++++ Excerpted data ++++

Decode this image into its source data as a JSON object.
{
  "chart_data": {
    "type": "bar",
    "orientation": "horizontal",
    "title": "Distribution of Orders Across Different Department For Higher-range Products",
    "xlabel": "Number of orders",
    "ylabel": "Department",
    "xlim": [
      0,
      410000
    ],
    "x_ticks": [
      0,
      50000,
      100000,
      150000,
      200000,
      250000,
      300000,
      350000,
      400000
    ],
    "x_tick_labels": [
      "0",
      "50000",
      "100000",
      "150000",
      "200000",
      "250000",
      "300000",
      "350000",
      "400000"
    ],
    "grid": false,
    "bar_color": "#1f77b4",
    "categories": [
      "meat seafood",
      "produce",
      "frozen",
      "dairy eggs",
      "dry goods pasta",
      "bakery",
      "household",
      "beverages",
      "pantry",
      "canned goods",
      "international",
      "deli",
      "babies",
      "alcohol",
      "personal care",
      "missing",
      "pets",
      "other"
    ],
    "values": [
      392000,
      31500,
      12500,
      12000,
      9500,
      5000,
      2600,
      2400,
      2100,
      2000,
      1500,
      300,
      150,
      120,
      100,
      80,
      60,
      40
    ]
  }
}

++++

**Exercise instructions:**
Output each record precisely as given.

**Output:**
Decode this image into its source data as a JSON object.
{
  "chart_data": {
    "type": "bar",
    "orientation": "horizontal",
    "title": "Distribution of Orders Across Different Department For Higher-range Products",
    "xlabel": "Number of orders",
    "ylabel": "Department",
    "xlim": [
      0,
      410000
    ],
    "x_ticks": [
      0,
      50000,
      100000,
      150000,
      200000,
      250000,
      300000,
      350000,
      400000
    ],
    "x_tick_labels": [
      "0",
      "50000",
      "100000",
      "150000",
      "200000",
      "250000",
      "300000",
      "350000",
      "400000"
    ],
    "grid": false,
    "bar_color": "#1f77b4",
    "categories": [
      "meat seafood",
      "produce",
      "frozen",
      "dairy eggs",
      "dry goods pasta",
      "bakery",
      "household",
      "beverages",
      "pantry",
      "canned goods",
      "international",
      "deli",
      "babies",
      "alcohol",
      "personal care",
      "missing",
      "pets",
      "other"
    ],
    "values": [
      392000,
      31500,
      12500,
      12000,
      9500,
      5000,
      2600,
      2400,
      2100,
      2000,
      1500,
      300,
      150,
      120,
      100,
      80,
      60,
      40
    ]
  }
}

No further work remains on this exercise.